→ Request:
Which lines in the records below contain the word "refers"? Copy each of them.

→ Records for the exercise:
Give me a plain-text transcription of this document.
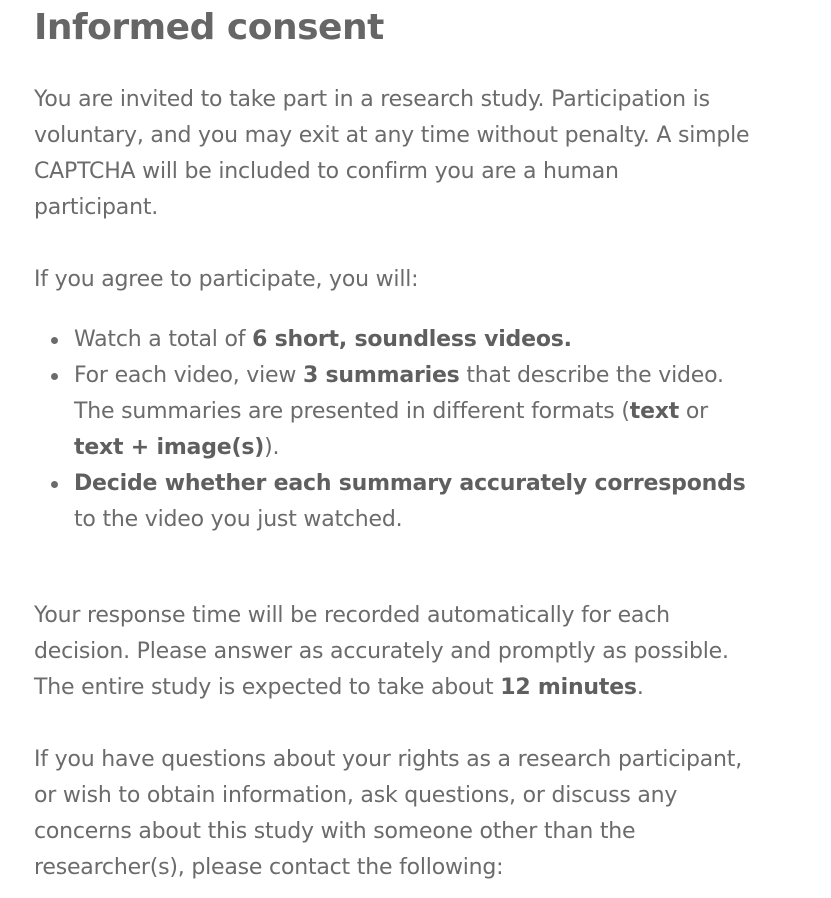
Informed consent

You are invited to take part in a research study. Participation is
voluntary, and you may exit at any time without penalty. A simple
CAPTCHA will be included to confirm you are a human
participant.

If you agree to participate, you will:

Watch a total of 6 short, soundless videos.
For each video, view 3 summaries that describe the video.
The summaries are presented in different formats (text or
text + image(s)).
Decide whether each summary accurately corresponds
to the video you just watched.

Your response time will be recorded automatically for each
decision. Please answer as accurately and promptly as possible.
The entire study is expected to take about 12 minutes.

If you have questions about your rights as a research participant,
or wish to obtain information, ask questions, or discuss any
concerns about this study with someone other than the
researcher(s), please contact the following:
...
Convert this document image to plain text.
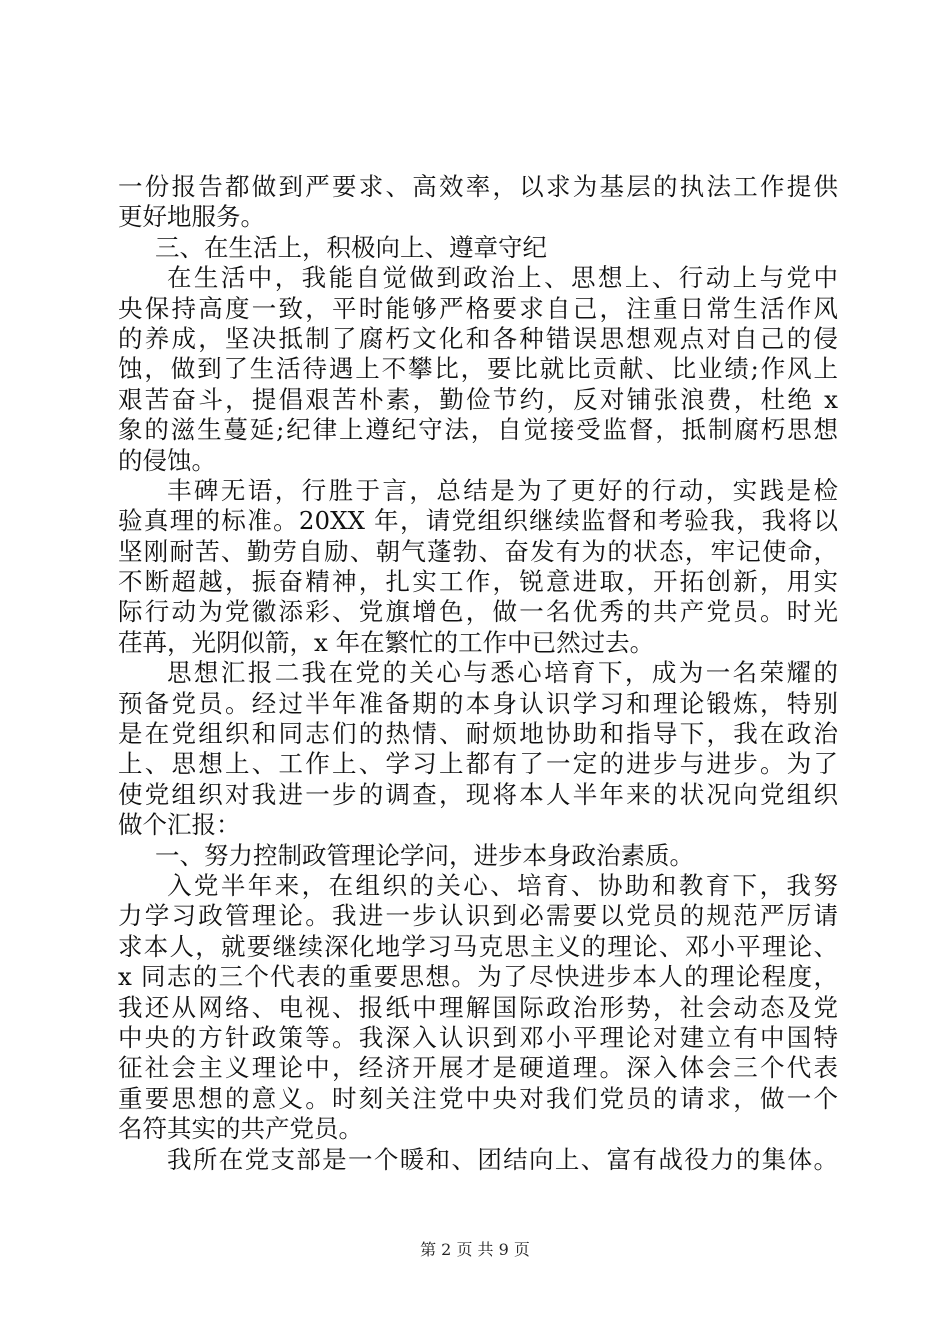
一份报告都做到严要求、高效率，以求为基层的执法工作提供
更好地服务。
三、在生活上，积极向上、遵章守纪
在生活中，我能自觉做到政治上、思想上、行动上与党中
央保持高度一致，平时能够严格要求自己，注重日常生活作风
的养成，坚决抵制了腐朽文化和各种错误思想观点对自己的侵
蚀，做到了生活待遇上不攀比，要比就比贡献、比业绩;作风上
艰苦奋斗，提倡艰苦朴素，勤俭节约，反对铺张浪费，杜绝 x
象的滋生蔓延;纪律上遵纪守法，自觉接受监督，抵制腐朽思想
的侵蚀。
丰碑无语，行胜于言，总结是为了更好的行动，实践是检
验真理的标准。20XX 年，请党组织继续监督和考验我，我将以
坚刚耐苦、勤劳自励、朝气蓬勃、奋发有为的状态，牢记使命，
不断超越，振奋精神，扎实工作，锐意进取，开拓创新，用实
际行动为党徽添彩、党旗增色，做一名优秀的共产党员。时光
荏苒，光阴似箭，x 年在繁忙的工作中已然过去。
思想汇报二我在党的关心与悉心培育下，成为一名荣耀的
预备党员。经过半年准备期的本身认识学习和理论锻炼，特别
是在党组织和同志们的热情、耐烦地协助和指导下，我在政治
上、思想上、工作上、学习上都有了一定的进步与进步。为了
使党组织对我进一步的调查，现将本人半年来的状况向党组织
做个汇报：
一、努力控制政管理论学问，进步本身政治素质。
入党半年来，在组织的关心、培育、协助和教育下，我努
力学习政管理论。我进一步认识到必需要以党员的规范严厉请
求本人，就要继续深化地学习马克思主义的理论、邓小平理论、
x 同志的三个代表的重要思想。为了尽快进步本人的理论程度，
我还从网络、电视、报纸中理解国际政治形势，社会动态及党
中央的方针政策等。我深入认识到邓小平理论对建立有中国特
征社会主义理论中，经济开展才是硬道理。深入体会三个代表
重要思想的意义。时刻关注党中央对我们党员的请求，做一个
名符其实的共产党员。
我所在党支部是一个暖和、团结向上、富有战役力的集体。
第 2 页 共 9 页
* * *
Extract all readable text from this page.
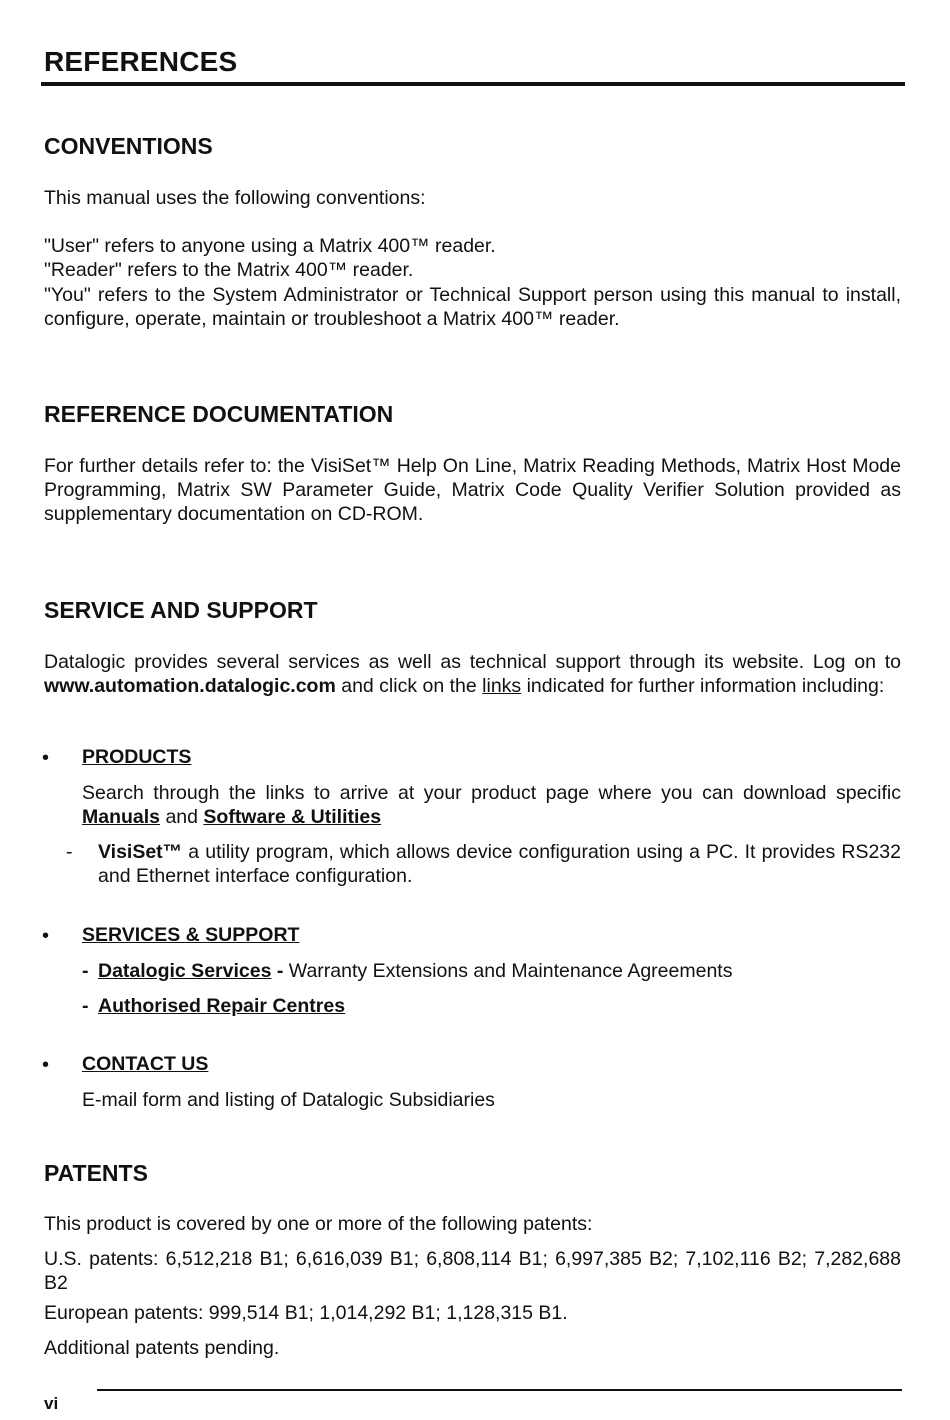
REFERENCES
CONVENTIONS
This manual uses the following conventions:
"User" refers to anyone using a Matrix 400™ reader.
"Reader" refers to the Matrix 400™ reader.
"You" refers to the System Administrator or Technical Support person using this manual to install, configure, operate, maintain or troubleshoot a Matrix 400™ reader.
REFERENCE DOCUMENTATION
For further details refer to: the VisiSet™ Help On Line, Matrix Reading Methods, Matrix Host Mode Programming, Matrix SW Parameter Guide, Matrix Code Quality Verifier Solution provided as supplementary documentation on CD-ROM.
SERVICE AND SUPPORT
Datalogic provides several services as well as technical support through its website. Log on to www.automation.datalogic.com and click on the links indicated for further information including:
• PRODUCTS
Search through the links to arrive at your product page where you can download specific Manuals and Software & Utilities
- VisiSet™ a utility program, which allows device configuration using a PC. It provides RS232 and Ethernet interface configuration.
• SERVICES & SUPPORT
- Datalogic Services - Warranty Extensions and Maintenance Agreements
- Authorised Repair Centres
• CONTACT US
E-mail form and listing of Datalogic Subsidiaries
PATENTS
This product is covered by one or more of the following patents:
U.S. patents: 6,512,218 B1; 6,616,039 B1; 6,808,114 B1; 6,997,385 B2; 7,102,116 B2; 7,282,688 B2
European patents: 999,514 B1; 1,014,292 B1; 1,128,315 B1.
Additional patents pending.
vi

→ Result below:
"User" refers to anyone using a Matrix 400™ reader.
"Reader" refers to the Matrix 400™ reader.
"You" refers to the System Administrator or Technical Support person using this manual to install, configure, operate, maintain or troubleshoot a Matrix 400™ reader.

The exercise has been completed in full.